Written exercise -> Transcribe the data in full and exactly, omitting any pictures.

Input ->
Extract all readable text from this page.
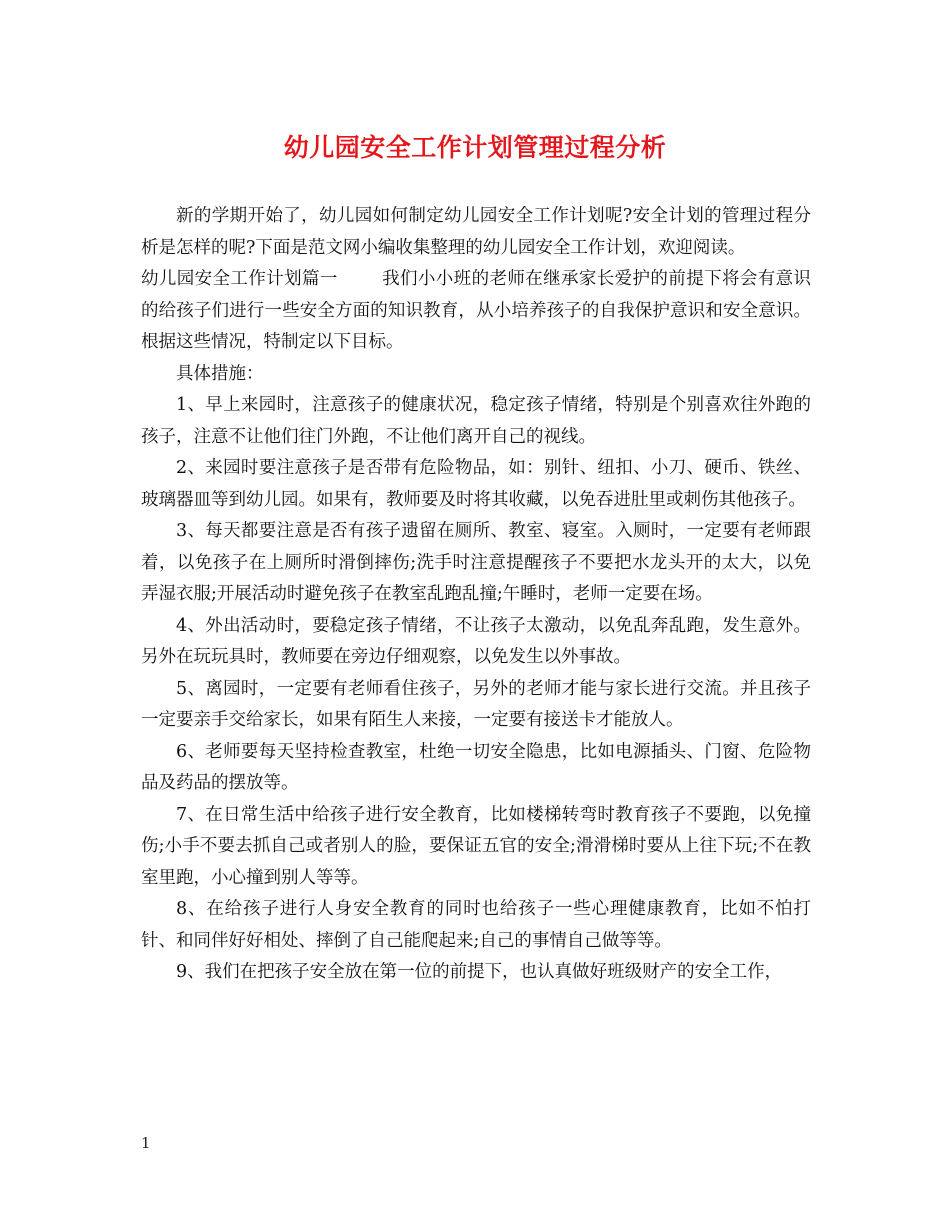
幼儿园安全工作计划管理过程分析

新的学期开始了，幼儿园如何制定幼儿园安全工作计划呢?安全计划的管理过程分析是怎样的呢?下面是范文网小编收集整理的幼儿园安全工作计划，欢迎阅读。

幼儿园安全工作计划篇一	我们小小班的老师在继承家长爱护的前提下将会有意识的给孩子们进行一些安全方面的知识教育，从小培养孩子的自我保护意识和安全意识。根据这些情况，特制定以下目标。

具体措施：

1、早上来园时，注意孩子的健康状况，稳定孩子情绪，特别是个别喜欢往外跑的孩子，注意不让他们往门外跑，不让他们离开自己的视线。

2、来园时要注意孩子是否带有危险物品，如：别针、纽扣、小刀、硬币、铁丝、玻璃器皿等到幼儿园。如果有，教师要及时将其收藏，以免吞进肚里或刺伤其他孩子。

3、每天都要注意是否有孩子遗留在厕所、教室、寝室。入厕时，一定要有老师跟着，以免孩子在上厕所时滑倒摔伤;洗手时注意提醒孩子不要把水龙头开的太大，以免弄湿衣服;开展活动时避免孩子在教室乱跑乱撞;午睡时，老师一定要在场。

4、外出活动时，要稳定孩子情绪，不让孩子太激动，以免乱奔乱跑，发生意外。另外在玩玩具时，教师要在旁边仔细观察，以免发生以外事故。

5、离园时，一定要有老师看住孩子，另外的老师才能与家长进行交流。并且孩子一定要亲手交给家长，如果有陌生人来接，一定要有接送卡才能放人。

6、老师要每天坚持检查教室，杜绝一切安全隐患，比如电源插头、门窗、危险物品及药品的摆放等。

7、在日常生活中给孩子进行安全教育，比如楼梯转弯时教育孩子不要跑，以免撞伤;小手不要去抓自己或者别人的脸，要保证五官的安全;滑滑梯时要从上往下玩;不在教室里跑，小心撞到别人等等。

8、在给孩子进行人身安全教育的同时也给孩子一些心理健康教育，比如不怕打针、和同伴好好相处、摔倒了自己能爬起来;自己的事情自己做等等。

9、我们在把孩子安全放在第一位的前提下，也认真做好班级财产的安全工作，

1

Exercise answer ->
Extract all readable text from this page.
幼儿园安全工作计划管理过程分析

新的学期开始了，幼儿园如何制定幼儿园安全工作计划呢?安全计划的管理过程分析是怎样的呢?下面是范文网小编收集整理的幼儿园安全工作计划，欢迎阅读。

幼儿园安全工作计划篇一	我们小小班的老师在继承家长爱护的前提下将会有意识的给孩子们进行一些安全方面的知识教育，从小培养孩子的自我保护意识和安全意识。根据这些情况，特制定以下目标。

具体措施：

1、早上来园时，注意孩子的健康状况，稳定孩子情绪，特别是个别喜欢往外跑的孩子，注意不让他们往门外跑，不让他们离开自己的视线。

2、来园时要注意孩子是否带有危险物品，如：别针、纽扣、小刀、硬币、铁丝、玻璃器皿等到幼儿园。如果有，教师要及时将其收藏，以免吞进肚里或刺伤其他孩子。

3、每天都要注意是否有孩子遗留在厕所、教室、寝室。入厕时，一定要有老师跟着，以免孩子在上厕所时滑倒摔伤;洗手时注意提醒孩子不要把水龙头开的太大，以免弄湿衣服;开展活动时避免孩子在教室乱跑乱撞;午睡时，老师一定要在场。

4、外出活动时，要稳定孩子情绪，不让孩子太激动，以免乱奔乱跑，发生意外。另外在玩玩具时，教师要在旁边仔细观察，以免发生以外事故。

5、离园时，一定要有老师看住孩子，另外的老师才能与家长进行交流。并且孩子一定要亲手交给家长，如果有陌生人来接，一定要有接送卡才能放人。

6、老师要每天坚持检查教室，杜绝一切安全隐患，比如电源插头、门窗、危险物品及药品的摆放等。

7、在日常生活中给孩子进行安全教育，比如楼梯转弯时教育孩子不要跑，以免撞伤;小手不要去抓自己或者别人的脸，要保证五官的安全;滑滑梯时要从上往下玩;不在教室里跑，小心撞到别人等等。

8、在给孩子进行人身安全教育的同时也给孩子一些心理健康教育，比如不怕打针、和同伴好好相处、摔倒了自己能爬起来;自己的事情自己做等等。

9、我们在把孩子安全放在第一位的前提下，也认真做好班级财产的安全工作，

1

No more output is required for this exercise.